Poursuivez la sélection d'albums ci-dessous en reprenant juste après sa dernière phrase.

Extrait:
****

Lieven Martens Moana : Idylls (Pacific Sound City Visions)
“Avec les field recordings , je ne veux pas faire allusion à l’évasion ou au sensationnalisme, plutôt à un autoportrait » . Ainsi s’exprimait Lieven Martens Moana au moment de la sortie de cet album qui est aussi un des plus beaux objets de l’année.
Autrefois chantre du new age et de l’exotica déphasés avec son projet Dolphins into the future, le musicien flamand ne craint pas les amalgames entre classicisme et avant-garde. Ce journal de bord qui part sur les traces de Robert Louis Stevenson est le sortilège de l’année. Un audio-book imaginaire qui prouve que les aventures musicales sont encore devant nous.
Chaque album de Wolfgang Voigt sous le pseudonyme GAS, semble faire son effet en différé. Avouons qu’il nous aura fallu du temps pour succomber à ses précédents chefs-d’œuvre ambient. Avec Narkopop, l’aspect symphonique semble s’imposer de plus en plus dans sa musique. Si la grandiloquence guette, c’est sans doute pour mieux nous perdre à nouveau dans la forêt, sujet de prédilection de ce projet toujours aussi majestueux. Interrogez les témoins de sa tournée 2017 dans quelques villes d’Europe. Beaucoup vous parleront d’un son incroyable, et de visions proches de la réalité virtuelle.
Quelle accessibilité pour la musique électronique ? Comment conserver sa personnalité derrière les machines ? L’originalité est-elle compatible avec le grand public ? La nouvelle livraison de Laurel Halo offre de multiples réponses à toutes ces questions embarrassantes. Aidée par d’autres filles (Julia Holter, Klein,..) taraudées par les mêmes interrogations, l’américaine semble s’amuser de tout cela et réalise son plus bel album. De l’abstraction, des chansons, de l’humour, Dust est une nouvelle réussite.

****

Entrées extraites:

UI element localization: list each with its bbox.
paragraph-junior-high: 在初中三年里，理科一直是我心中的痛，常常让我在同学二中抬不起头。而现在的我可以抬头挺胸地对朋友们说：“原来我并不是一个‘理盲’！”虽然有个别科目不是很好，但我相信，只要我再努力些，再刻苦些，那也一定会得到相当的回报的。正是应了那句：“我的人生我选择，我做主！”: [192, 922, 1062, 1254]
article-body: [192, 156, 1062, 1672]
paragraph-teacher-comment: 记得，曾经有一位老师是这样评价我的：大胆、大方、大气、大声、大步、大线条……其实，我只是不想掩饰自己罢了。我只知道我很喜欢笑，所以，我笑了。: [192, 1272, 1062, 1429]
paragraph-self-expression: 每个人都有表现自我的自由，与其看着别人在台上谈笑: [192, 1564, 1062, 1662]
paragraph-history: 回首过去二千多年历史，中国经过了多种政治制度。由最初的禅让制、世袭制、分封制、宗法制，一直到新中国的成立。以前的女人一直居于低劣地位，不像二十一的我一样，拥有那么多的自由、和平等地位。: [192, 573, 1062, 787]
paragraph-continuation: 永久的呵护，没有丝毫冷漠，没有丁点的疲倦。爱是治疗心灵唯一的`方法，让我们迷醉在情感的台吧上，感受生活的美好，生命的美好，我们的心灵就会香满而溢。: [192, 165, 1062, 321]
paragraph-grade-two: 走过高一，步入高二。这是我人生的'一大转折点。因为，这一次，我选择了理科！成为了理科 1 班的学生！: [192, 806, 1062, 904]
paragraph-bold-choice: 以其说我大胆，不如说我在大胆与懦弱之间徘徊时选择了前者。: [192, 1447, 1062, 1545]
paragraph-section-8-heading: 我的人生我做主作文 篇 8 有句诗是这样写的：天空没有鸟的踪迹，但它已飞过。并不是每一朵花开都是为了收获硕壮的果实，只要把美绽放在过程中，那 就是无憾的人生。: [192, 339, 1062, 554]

****

Production attendue:
Shabazz Palaces : Quazarz vs.The Jealous machines (Sub-Pop)
Belle ambition pour le duo hip-hop de Seattle cette année. On gardera en mémoire un de leur deux albums publiés, accompagné par une bande-dessinée magnifique au format géant. Les extra-terrestres imaginés par Ishmael Butler et Tendai Maraire s’interrogent avec malice et ironie sur la relation des terriens avec leurs téléphones connectés. Sur le front musical, la même inventivité, toujours à l’abri de la grosse artillerie rap US et de sa pauvreté thématique. Shabazz Palaces continue d’illuminer la décennie.
Colleen : A flame my love, a frequency (Thrill Jockey)
Une brève conversation festivalière avec King Britt, confirmait tout le bien que nous pensions de cet album. En effet, la française Colleen (Cécile Schott) a enregistré son dernier album dans le studio du musicien-producteur de Philadelphie. Un disque en réaction aux attentats parisiens du 13 novembre 2015. Mais pas de psychodrame ou prise de position envahissante. Juste une collection de chansons d’une sincérité indiscutable. Et la passion intacte de l’artiste pour les instruments de musique. Hier, la viole de gambe, aujourd’hui les synthétiseurs. Un parcours exemplaire depuis plus d’une décennie.